Aim of the task
Which lines below hold the word "this"? Copy all of them.

Dataset records
___

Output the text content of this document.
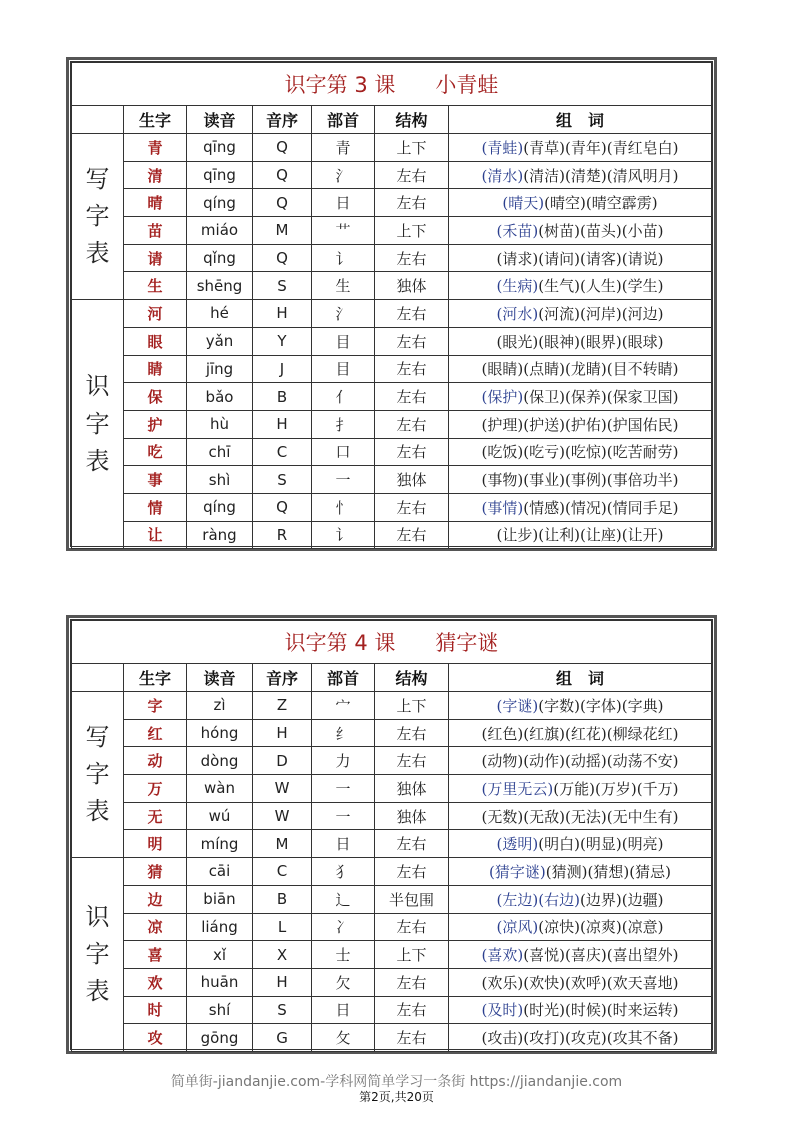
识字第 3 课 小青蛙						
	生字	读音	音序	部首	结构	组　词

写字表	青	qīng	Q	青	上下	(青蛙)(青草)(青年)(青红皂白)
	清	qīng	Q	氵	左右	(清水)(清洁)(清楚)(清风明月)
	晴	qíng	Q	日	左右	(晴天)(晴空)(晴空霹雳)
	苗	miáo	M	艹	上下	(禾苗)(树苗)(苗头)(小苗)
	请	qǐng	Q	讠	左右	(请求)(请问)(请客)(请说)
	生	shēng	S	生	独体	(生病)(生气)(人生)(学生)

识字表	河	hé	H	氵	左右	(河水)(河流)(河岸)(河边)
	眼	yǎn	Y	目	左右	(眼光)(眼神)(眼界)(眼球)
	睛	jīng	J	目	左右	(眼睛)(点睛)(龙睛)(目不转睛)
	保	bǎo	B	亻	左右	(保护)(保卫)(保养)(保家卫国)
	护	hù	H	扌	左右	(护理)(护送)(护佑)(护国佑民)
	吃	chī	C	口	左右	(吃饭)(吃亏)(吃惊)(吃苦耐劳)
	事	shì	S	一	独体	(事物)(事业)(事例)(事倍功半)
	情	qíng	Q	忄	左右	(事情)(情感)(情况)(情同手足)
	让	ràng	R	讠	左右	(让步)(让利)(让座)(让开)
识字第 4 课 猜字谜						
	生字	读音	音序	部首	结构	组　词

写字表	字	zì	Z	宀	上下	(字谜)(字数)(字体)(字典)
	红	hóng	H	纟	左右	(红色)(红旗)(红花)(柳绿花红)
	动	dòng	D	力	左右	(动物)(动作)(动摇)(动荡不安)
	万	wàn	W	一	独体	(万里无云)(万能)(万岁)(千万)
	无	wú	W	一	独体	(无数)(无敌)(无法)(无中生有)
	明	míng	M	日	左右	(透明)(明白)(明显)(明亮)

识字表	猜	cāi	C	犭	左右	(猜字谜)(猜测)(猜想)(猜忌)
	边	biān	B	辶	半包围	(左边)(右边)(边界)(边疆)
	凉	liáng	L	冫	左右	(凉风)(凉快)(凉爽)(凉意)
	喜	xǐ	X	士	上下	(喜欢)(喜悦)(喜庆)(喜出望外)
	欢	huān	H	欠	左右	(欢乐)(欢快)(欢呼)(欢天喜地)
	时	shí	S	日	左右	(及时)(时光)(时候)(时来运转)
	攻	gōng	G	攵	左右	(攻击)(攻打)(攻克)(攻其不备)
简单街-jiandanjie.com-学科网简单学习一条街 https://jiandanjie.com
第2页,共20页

___

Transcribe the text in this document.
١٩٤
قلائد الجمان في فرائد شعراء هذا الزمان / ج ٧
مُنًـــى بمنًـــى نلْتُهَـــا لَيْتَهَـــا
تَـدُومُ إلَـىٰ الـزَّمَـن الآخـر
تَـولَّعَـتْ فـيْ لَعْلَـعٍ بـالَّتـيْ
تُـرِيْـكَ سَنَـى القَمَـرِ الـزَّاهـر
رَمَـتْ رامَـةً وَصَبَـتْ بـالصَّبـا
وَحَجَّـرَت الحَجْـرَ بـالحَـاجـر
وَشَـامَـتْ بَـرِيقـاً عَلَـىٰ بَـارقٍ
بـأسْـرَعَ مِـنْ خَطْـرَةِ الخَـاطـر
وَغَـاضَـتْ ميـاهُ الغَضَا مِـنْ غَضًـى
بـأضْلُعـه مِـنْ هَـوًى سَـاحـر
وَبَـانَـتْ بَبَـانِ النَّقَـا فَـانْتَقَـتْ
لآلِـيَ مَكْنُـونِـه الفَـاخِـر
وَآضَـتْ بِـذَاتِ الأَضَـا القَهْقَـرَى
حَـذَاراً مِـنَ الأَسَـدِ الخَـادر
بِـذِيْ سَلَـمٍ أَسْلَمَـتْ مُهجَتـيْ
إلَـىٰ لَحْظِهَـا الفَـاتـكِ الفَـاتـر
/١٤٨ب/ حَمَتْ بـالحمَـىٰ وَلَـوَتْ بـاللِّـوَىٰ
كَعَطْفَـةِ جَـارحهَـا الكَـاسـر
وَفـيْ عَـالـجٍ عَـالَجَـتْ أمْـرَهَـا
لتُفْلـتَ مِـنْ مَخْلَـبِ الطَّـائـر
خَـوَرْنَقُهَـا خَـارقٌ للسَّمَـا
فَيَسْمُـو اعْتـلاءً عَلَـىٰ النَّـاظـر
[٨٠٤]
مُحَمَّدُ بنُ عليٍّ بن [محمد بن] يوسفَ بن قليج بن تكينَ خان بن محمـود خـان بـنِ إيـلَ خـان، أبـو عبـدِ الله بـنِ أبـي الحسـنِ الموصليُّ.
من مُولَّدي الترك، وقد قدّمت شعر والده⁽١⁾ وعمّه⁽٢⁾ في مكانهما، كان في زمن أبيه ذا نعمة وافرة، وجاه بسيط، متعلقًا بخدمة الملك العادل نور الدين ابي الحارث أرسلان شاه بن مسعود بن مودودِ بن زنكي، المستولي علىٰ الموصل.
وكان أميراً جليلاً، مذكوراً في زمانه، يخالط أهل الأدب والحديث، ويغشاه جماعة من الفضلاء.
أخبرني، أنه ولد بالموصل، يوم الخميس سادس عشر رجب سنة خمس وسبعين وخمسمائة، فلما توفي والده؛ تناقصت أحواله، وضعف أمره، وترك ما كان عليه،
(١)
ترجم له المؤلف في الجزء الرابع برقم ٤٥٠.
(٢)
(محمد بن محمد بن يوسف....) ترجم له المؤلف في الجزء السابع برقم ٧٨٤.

___

Solution
Output the text content of this document.
Transcribe the text in this document.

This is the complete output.